[Data excerpts]
··········

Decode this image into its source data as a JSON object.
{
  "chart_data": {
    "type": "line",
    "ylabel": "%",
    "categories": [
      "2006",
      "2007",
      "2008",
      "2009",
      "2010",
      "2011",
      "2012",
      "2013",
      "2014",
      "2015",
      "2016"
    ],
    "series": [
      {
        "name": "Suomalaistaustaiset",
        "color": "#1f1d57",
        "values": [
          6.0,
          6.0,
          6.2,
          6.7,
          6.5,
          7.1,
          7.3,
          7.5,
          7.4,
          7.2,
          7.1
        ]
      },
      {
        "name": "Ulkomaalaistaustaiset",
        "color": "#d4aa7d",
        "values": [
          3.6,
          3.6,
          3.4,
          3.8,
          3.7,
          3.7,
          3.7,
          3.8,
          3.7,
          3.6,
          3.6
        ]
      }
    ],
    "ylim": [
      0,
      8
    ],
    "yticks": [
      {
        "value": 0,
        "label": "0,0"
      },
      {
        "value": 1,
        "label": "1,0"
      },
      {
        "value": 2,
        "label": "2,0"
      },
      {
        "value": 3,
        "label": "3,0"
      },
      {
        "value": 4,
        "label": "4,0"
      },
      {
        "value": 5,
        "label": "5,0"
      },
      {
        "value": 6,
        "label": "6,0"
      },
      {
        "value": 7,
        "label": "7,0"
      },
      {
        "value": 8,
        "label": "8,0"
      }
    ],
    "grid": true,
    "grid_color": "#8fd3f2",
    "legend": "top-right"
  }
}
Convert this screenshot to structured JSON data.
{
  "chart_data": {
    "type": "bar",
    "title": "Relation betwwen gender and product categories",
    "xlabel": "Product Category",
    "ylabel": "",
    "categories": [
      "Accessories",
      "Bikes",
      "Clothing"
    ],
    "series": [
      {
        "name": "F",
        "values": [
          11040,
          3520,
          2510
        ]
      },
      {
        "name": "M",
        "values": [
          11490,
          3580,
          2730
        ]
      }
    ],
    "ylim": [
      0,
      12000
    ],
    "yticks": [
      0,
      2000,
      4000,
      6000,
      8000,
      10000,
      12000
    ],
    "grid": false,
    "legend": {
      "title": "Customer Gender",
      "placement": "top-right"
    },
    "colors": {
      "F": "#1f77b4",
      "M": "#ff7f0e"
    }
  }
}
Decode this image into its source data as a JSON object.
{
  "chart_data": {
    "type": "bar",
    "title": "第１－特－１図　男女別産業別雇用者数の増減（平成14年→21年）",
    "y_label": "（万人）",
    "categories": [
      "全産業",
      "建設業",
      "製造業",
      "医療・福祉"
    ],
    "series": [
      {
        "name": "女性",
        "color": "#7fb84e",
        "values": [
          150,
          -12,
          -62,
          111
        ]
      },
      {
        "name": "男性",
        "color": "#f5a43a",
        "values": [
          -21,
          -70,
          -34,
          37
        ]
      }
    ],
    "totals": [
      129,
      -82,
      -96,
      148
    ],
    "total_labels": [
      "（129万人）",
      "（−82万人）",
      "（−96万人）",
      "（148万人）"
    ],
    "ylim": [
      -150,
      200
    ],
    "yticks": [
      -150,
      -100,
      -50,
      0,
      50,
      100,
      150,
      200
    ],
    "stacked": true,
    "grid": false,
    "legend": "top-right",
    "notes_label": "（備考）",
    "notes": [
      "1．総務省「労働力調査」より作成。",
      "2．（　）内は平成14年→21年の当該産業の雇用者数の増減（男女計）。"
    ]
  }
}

··········

Transcribe every entry word for word.

Decode this image into its source data as a JSON object.
{
  "chart_data": {
    "type": "line",
    "ylabel": "%",
    "categories": [
      "2006",
      "2007",
      "2008",
      "2009",
      "2010",
      "2011",
      "2012",
      "2013",
      "2014",
      "2015",
      "2016"
    ],
    "series": [
      {
        "name": "Suomalaistaustaiset",
        "color": "#1f1d57",
        "values": [
          6.0,
          6.0,
          6.2,
          6.7,
          6.5,
          7.1,
          7.3,
          7.5,
          7.4,
          7.2,
          7.1
        ]
      },
      {
        "name": "Ulkomaalaistaustaiset",
        "color": "#d4aa7d",
        "values": [
          3.6,
          3.6,
          3.4,
          3.8,
          3.7,
          3.7,
          3.7,
          3.8,
          3.7,
          3.6,
          3.6
        ]
      }
    ],
    "ylim": [
      0,
      8
    ],
    "yticks": [
      {
        "value": 0,
        "label": "0,0"
      },
      {
        "value": 1,
        "label": "1,0"
      },
      {
        "value": 2,
        "label": "2,0"
      },
      {
        "value": 3,
        "label": "3,0"
      },
      {
        "value": 4,
        "label": "4,0"
      },
      {
        "value": 5,
        "label": "5,0"
      },
      {
        "value": 6,
        "label": "6,0"
      },
      {
        "value": 7,
        "label": "7,0"
      },
      {
        "value": 8,
        "label": "8,0"
      }
    ],
    "grid": true,
    "grid_color": "#8fd3f2",
    "legend": "top-right"
  }
}
Convert this screenshot to structured JSON data.
{
  "chart_data": {
    "type": "bar",
    "title": "Relation betwwen gender and product categories",
    "xlabel": "Product Category",
    "ylabel": "",
    "categories": [
      "Accessories",
      "Bikes",
      "Clothing"
    ],
    "series": [
      {
        "name": "F",
        "values": [
          11040,
          3520,
          2510
        ]
      },
      {
        "name": "M",
        "values": [
          11490,
          3580,
          2730
        ]
      }
    ],
    "ylim": [
      0,
      12000
    ],
    "yticks": [
      0,
      2000,
      4000,
      6000,
      8000,
      10000,
      12000
    ],
    "grid": false,
    "legend": {
      "title": "Customer Gender",
      "placement": "top-right"
    },
    "colors": {
      "F": "#1f77b4",
      "M": "#ff7f0e"
    }
  }
}
Decode this image into its source data as a JSON object.
{
  "chart_data": {
    "type": "bar",
    "title": "第１－特－１図　男女別産業別雇用者数の増減（平成14年→21年）",
    "y_label": "（万人）",
    "categories": [
      "全産業",
      "建設業",
      "製造業",
      "医療・福祉"
    ],
    "series": [
      {
        "name": "女性",
        "color": "#7fb84e",
        "values": [
          150,
          -12,
          -62,
          111
        ]
      },
      {
        "name": "男性",
        "color": "#f5a43a",
        "values": [
          -21,
          -70,
          -34,
          37
        ]
      }
    ],
    "totals": [
      129,
      -82,
      -96,
      148
    ],
    "total_labels": [
      "（129万人）",
      "（−82万人）",
      "（−96万人）",
      "（148万人）"
    ],
    "ylim": [
      -150,
      200
    ],
    "yticks": [
      -150,
      -100,
      -50,
      0,
      50,
      100,
      150,
      200
    ],
    "stacked": true,
    "grid": false,
    "legend": "top-right",
    "notes_label": "（備考）",
    "notes": [
      "1．総務省「労働力調査」より作成。",
      "2．（　）内は平成14年→21年の当該産業の雇用者数の増減（男女計）。"
    ]
  }
}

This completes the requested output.